== Stated goal ==
Go through the material and pull out every line with the string "down" in it.
[START Supplied material]
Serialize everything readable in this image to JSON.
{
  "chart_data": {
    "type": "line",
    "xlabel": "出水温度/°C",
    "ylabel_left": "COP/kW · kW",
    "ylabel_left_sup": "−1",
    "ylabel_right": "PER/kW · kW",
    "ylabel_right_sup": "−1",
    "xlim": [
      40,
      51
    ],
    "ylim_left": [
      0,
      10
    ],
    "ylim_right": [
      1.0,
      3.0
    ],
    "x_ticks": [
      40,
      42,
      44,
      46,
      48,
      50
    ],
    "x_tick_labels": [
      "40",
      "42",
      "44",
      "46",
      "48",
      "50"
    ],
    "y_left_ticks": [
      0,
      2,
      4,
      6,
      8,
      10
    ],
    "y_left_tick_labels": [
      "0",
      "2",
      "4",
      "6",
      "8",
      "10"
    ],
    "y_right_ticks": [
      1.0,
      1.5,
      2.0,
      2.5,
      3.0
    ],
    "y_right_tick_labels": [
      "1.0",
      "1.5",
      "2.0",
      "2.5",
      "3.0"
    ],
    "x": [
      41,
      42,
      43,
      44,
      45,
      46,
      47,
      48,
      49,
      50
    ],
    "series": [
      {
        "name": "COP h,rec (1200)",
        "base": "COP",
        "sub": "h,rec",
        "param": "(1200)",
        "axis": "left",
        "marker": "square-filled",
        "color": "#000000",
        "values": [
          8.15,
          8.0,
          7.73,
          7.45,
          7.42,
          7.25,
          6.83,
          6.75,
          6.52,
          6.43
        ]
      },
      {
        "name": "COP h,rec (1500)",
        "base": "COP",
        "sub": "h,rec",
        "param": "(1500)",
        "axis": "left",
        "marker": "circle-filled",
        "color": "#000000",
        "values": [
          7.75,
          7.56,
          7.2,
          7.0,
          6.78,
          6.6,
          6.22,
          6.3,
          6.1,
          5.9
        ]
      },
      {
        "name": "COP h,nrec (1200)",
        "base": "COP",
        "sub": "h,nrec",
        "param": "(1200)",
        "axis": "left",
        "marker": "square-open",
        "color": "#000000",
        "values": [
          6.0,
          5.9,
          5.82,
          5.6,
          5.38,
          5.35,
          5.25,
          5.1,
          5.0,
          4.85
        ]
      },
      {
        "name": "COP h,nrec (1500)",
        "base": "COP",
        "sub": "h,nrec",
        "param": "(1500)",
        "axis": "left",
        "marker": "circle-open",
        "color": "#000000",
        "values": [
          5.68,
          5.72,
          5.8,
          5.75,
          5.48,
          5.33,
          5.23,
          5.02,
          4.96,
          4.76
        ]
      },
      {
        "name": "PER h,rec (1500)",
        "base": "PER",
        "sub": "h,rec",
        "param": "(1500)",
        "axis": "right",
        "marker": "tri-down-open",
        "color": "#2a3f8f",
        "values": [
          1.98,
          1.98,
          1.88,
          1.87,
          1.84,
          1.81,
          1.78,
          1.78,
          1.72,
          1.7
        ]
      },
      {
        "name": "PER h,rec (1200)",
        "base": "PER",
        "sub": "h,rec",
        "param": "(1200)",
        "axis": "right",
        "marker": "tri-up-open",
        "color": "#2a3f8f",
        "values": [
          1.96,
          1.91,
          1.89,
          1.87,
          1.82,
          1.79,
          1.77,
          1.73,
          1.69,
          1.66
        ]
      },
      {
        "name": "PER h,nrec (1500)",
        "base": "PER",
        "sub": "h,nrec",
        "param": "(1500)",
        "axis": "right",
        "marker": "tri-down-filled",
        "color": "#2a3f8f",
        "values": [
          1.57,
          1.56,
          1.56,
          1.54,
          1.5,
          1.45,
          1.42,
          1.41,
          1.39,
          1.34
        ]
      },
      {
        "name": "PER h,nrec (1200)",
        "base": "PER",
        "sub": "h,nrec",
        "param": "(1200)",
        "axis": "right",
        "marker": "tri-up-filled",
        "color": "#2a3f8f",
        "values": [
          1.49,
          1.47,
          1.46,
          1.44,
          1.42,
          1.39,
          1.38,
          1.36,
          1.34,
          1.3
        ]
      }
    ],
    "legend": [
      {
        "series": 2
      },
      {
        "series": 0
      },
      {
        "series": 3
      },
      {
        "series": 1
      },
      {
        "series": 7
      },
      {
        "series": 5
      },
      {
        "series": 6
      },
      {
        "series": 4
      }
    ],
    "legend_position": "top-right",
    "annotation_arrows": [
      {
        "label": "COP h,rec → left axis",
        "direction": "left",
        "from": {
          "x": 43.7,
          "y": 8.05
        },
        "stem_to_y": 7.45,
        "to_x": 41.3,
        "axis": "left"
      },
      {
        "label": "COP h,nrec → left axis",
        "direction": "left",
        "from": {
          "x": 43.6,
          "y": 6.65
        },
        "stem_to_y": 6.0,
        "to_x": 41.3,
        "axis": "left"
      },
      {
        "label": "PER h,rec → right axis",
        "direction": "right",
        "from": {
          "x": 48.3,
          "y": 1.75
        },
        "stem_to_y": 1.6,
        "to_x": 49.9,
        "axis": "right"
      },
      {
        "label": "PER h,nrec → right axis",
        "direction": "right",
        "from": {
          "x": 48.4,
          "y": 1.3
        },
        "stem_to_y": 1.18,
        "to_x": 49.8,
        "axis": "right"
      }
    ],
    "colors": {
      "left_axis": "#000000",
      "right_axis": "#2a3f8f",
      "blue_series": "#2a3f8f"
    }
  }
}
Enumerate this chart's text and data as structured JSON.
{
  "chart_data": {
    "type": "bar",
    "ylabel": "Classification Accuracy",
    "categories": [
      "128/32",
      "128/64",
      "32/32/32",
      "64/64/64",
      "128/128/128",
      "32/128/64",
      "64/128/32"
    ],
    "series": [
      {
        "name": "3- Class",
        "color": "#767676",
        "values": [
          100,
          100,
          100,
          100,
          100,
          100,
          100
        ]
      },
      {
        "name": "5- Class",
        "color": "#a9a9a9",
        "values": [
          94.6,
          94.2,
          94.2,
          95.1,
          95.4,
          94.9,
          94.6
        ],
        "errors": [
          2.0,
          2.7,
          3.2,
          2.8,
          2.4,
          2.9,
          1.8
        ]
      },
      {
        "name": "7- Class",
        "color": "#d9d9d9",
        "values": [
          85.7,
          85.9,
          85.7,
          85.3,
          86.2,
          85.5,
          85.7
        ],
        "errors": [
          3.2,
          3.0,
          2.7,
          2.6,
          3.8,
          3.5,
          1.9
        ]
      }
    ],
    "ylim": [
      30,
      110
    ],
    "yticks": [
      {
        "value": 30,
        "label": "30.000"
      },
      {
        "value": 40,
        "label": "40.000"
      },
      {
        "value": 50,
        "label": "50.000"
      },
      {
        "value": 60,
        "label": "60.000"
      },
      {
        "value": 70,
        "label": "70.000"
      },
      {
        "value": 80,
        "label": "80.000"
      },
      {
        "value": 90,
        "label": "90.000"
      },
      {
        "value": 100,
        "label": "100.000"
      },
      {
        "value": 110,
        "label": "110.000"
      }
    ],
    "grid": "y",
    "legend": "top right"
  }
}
[END Supplied material]
== Correct response ==
        "marker": "tri-down-open",
        "marker": "tri-down-filled",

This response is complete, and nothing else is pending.